__Input data__.
-------------------------

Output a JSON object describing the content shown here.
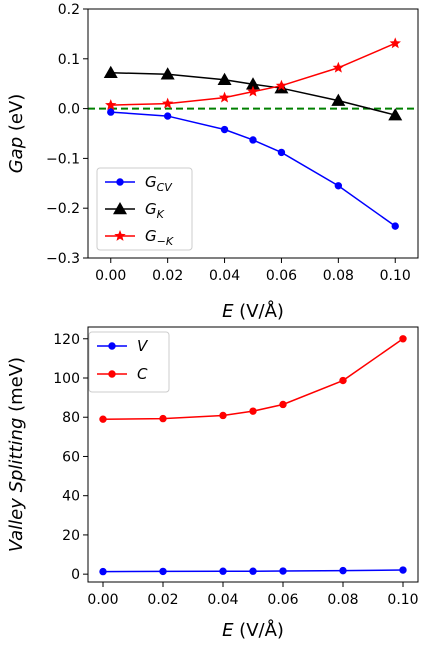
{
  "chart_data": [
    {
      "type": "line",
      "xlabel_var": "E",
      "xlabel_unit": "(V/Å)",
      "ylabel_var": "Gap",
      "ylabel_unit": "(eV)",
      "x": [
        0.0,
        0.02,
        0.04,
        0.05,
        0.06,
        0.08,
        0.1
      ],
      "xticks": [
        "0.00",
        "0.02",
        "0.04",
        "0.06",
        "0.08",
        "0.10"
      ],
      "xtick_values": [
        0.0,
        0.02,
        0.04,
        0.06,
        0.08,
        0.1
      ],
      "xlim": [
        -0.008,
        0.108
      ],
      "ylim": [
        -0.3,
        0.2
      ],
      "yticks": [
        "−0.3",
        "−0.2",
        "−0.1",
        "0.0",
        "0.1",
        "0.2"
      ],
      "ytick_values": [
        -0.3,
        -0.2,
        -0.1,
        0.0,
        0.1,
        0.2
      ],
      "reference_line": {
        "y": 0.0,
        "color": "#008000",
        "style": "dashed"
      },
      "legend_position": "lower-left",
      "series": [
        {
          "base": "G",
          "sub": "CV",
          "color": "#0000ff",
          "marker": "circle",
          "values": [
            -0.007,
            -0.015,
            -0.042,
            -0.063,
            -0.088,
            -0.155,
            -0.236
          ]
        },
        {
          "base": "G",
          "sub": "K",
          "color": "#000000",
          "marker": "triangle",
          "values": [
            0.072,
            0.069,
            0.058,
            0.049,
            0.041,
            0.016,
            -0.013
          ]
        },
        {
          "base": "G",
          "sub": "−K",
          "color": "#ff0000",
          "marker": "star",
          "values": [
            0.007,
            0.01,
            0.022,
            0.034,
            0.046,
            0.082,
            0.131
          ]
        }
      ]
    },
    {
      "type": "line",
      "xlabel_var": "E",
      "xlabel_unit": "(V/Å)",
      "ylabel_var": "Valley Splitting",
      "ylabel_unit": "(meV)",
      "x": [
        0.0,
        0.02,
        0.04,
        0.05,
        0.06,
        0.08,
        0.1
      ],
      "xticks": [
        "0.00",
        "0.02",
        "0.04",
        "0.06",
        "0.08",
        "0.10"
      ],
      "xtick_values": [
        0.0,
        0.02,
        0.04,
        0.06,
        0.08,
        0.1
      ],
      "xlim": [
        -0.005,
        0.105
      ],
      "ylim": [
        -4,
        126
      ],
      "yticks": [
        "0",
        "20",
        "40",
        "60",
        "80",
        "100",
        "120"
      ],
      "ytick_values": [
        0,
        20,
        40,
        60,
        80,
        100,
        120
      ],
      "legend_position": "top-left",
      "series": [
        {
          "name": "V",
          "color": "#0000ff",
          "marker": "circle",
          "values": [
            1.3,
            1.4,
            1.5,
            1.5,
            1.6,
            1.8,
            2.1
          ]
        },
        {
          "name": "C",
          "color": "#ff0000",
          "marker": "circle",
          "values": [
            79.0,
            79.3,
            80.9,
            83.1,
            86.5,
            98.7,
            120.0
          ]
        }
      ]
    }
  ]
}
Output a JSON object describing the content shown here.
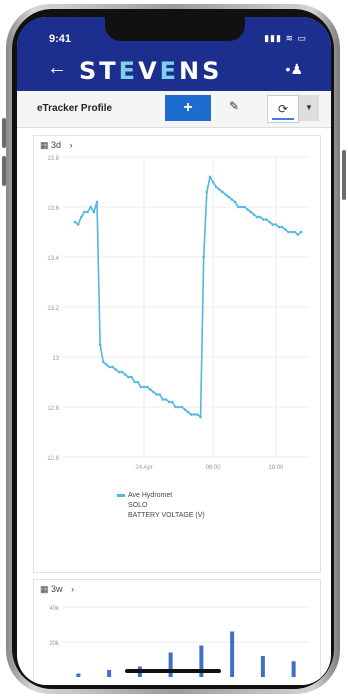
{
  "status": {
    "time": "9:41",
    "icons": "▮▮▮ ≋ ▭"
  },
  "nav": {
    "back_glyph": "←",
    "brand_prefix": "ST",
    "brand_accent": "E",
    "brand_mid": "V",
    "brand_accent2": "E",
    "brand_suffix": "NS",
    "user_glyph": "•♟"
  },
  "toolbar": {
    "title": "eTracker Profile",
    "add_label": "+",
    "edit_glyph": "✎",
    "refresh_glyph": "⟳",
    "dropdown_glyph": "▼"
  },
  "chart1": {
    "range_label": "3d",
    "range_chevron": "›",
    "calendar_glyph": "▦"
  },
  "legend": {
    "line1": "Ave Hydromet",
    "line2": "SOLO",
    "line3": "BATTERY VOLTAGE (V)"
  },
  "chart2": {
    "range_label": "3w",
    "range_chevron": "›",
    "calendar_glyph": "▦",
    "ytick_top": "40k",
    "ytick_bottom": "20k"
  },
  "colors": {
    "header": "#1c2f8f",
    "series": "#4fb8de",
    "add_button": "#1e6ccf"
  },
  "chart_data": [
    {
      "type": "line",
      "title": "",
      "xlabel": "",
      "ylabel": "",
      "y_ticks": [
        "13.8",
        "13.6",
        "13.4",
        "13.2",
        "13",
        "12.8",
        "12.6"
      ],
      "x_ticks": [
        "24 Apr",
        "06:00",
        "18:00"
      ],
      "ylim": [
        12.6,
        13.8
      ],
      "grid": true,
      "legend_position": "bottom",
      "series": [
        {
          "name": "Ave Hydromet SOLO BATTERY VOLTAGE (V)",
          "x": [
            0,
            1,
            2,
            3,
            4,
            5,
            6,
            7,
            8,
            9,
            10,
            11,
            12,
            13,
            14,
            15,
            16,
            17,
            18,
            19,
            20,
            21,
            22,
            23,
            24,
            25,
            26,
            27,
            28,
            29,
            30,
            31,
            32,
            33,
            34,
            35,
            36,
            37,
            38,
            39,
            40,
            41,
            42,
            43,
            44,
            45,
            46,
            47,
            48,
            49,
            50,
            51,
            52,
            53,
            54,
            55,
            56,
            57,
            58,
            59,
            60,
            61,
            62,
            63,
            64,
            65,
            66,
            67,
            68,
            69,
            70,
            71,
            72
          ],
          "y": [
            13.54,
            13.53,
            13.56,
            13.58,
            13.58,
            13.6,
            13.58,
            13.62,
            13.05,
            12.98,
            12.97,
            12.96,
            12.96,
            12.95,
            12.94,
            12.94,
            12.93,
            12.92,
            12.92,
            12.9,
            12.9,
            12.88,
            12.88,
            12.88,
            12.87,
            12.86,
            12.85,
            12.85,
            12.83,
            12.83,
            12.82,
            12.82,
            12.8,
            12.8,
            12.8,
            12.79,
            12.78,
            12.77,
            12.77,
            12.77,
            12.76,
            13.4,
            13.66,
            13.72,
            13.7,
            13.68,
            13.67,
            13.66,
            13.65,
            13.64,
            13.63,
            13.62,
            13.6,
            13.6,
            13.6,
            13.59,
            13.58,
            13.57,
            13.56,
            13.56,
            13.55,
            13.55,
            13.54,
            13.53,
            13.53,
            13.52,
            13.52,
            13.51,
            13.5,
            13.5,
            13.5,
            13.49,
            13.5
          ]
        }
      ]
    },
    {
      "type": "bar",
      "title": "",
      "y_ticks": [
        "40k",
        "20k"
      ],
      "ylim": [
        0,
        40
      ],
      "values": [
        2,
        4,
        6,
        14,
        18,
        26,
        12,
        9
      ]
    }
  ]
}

-------------------------

__Task to carry out__.
All the material shown above is to be copied exactly, with no pictures carried over.

__Response__.
Output a JSON object describing the content shown here.
{
  "chart_data": [
    {
      "type": "line",
      "xlabel_var": "E",
      "xlabel_unit": "(V/Å)",
      "ylabel_var": "Gap",
      "ylabel_unit": "(eV)",
      "x": [
        0.0,
        0.02,
        0.04,
        0.05,
        0.06,
        0.08,
        0.1
      ],
      "xticks": [
        "0.00",
        "0.02",
        "0.04",
        "0.06",
        "0.08",
        "0.10"
      ],
      "xtick_values": [
        0.0,
        0.02,
        0.04,
        0.06,
        0.08,
        0.1
      ],
      "xlim": [
        -0.008,
        0.108
      ],
      "ylim": [
        -0.3,
        0.2
      ],
      "yticks": [
        "−0.3",
        "−0.2",
        "−0.1",
        "0.0",
        "0.1",
        "0.2"
      ],
      "ytick_values": [
        -0.3,
        -0.2,
        -0.1,
        0.0,
        0.1,
        0.2
      ],
      "reference_line": {
        "y": 0.0,
        "color": "#008000",
        "style": "dashed"
      },
      "legend_position": "lower-left",
      "series": [
        {
          "base": "G",
          "sub": "CV",
          "color": "#0000ff",
          "marker": "circle",
          "values": [
            -0.007,
            -0.015,
            -0.042,
            -0.063,
            -0.088,
            -0.155,
            -0.236
          ]
        },
        {
          "base": "G",
          "sub": "K",
          "color": "#000000",
          "marker": "triangle",
          "values": [
            0.072,
            0.069,
            0.058,
            0.049,
            0.041,
            0.016,
            -0.013
          ]
        },
        {
          "base": "G",
          "sub": "−K",
          "color": "#ff0000",
          "marker": "star",
          "values": [
            0.007,
            0.01,
            0.022,
            0.034,
            0.046,
            0.082,
            0.131
          ]
        }
      ]
    },
    {
      "type": "line",
      "xlabel_var": "E",
      "xlabel_unit": "(V/Å)",
      "ylabel_var": "Valley Splitting",
      "ylabel_unit": "(meV)",
      "x": [
        0.0,
        0.02,
        0.04,
        0.05,
        0.06,
        0.08,
        0.1
      ],
      "xticks": [
        "0.00",
        "0.02",
        "0.04",
        "0.06",
        "0.08",
        "0.10"
      ],
      "xtick_values": [
        0.0,
        0.02,
        0.04,
        0.06,
        0.08,
        0.1
      ],
      "xlim": [
        -0.005,
        0.105
      ],
      "ylim": [
        -4,
        126
      ],
      "yticks": [
        "0",
        "20",
        "40",
        "60",
        "80",
        "100",
        "120"
      ],
      "ytick_values": [
        0,
        20,
        40,
        60,
        80,
        100,
        120
      ],
      "legend_position": "top-left",
      "series": [
        {
          "name": "V",
          "color": "#0000ff",
          "marker": "circle",
          "values": [
            1.3,
            1.4,
            1.5,
            1.5,
            1.6,
            1.8,
            2.1
          ]
        },
        {
          "name": "C",
          "color": "#ff0000",
          "marker": "circle",
          "values": [
            79.0,
            79.3,
            80.9,
            83.1,
            86.5,
            98.7,
            120.0
          ]
        }
      ]
    }
  ]
}
Output a JSON object describing the content shown here.
{
  "status": {
    "time": "9:41",
    "icons": "▮▮▮ ≋ ▭"
  },
  "nav": {
    "back_glyph": "←",
    "brand_prefix": "ST",
    "brand_accent": "E",
    "brand_mid": "V",
    "brand_accent2": "E",
    "brand_suffix": "NS",
    "user_glyph": "•♟"
  },
  "toolbar": {
    "title": "eTracker Profile",
    "add_label": "+",
    "edit_glyph": "✎",
    "refresh_glyph": "⟳",
    "dropdown_glyph": "▼"
  },
  "chart1": {
    "range_label": "3d",
    "range_chevron": "›",
    "calendar_glyph": "▦"
  },
  "legend": {
    "line1": "Ave Hydromet",
    "line2": "SOLO",
    "line3": "BATTERY VOLTAGE (V)"
  },
  "chart2": {
    "range_label": "3w",
    "range_chevron": "›",
    "calendar_glyph": "▦",
    "ytick_top": "40k",
    "ytick_bottom": "20k"
  },
  "colors": {
    "header": "#1c2f8f",
    "series": "#4fb8de",
    "add_button": "#1e6ccf"
  },
  "chart_data": [
    {
      "type": "line",
      "title": "",
      "xlabel": "",
      "ylabel": "",
      "y_ticks": [
        "13.8",
        "13.6",
        "13.4",
        "13.2",
        "13",
        "12.8",
        "12.6"
      ],
      "x_ticks": [
        "24 Apr",
        "06:00",
        "18:00"
      ],
      "ylim": [
        12.6,
        13.8
      ],
      "grid": true,
      "legend_position": "bottom",
      "series": [
        {
          "name": "Ave Hydromet SOLO BATTERY VOLTAGE (V)",
          "x": [
            0,
            1,
            2,
            3,
            4,
            5,
            6,
            7,
            8,
            9,
            10,
            11,
            12,
            13,
            14,
            15,
            16,
            17,
            18,
            19,
            20,
            21,
            22,
            23,
            24,
            25,
            26,
            27,
            28,
            29,
            30,
            31,
            32,
            33,
            34,
            35,
            36,
            37,
            38,
            39,
            40,
            41,
            42,
            43,
            44,
            45,
            46,
            47,
            48,
            49,
            50,
            51,
            52,
            53,
            54,
            55,
            56,
            57,
            58,
            59,
            60,
            61,
            62,
            63,
            64,
            65,
            66,
            67,
            68,
            69,
            70,
            71,
            72
          ],
          "y": [
            13.54,
            13.53,
            13.56,
            13.58,
            13.58,
            13.6,
            13.58,
            13.62,
            13.05,
            12.98,
            12.97,
            12.96,
            12.96,
            12.95,
            12.94,
            12.94,
            12.93,
            12.92,
            12.92,
            12.9,
            12.9,
            12.88,
            12.88,
            12.88,
            12.87,
            12.86,
            12.85,
            12.85,
            12.83,
            12.83,
            12.82,
            12.82,
            12.8,
            12.8,
            12.8,
            12.79,
            12.78,
            12.77,
            12.77,
            12.77,
            12.76,
            13.4,
            13.66,
            13.72,
            13.7,
            13.68,
            13.67,
            13.66,
            13.65,
            13.64,
            13.63,
            13.62,
            13.6,
            13.6,
            13.6,
            13.59,
            13.58,
            13.57,
            13.56,
            13.56,
            13.55,
            13.55,
            13.54,
            13.53,
            13.53,
            13.52,
            13.52,
            13.51,
            13.5,
            13.5,
            13.5,
            13.49,
            13.5
          ]
        }
      ]
    },
    {
      "type": "bar",
      "title": "",
      "y_ticks": [
        "40k",
        "20k"
      ],
      "ylim": [
        0,
        40
      ],
      "values": [
        2,
        4,
        6,
        14,
        18,
        26,
        12,
        9
      ]
    }
  ]
}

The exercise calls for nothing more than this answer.